(Exercise instructions)
Gather each line containing the string "wrong" from these entries.
BEGIN Records for processing
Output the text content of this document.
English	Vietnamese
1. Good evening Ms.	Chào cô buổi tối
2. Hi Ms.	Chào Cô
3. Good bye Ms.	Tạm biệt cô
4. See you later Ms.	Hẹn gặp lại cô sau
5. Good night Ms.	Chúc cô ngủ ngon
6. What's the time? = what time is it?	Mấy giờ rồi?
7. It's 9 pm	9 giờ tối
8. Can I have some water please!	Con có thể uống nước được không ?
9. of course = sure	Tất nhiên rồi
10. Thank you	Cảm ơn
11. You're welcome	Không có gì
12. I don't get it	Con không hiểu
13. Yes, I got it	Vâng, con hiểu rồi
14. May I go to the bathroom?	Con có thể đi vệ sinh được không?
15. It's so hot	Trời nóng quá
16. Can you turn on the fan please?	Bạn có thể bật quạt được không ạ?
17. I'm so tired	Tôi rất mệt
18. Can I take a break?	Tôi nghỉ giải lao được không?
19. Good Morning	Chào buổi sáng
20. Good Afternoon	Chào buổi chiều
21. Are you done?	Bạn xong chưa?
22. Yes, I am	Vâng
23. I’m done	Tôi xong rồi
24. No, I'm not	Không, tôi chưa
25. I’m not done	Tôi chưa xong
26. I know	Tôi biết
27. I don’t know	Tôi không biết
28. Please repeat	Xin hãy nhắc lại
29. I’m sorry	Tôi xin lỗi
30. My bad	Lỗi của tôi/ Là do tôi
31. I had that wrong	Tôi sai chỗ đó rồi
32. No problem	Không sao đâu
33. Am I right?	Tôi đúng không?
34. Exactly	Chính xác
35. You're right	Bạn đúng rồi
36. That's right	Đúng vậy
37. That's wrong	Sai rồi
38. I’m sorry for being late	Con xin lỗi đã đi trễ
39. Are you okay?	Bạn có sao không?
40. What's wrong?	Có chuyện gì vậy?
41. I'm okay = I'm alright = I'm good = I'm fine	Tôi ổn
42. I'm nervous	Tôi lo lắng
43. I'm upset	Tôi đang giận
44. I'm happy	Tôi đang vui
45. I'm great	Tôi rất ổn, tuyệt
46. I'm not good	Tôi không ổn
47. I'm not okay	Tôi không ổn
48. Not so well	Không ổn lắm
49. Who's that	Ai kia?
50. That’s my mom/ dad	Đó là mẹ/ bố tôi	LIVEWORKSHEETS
END Records for processing
(Complete output)
31. I had that wrong	Tôi sai chỗ đó rồi
37. That's wrong	Sai rồi
40. What's wrong?	Có chuyện gì vậy?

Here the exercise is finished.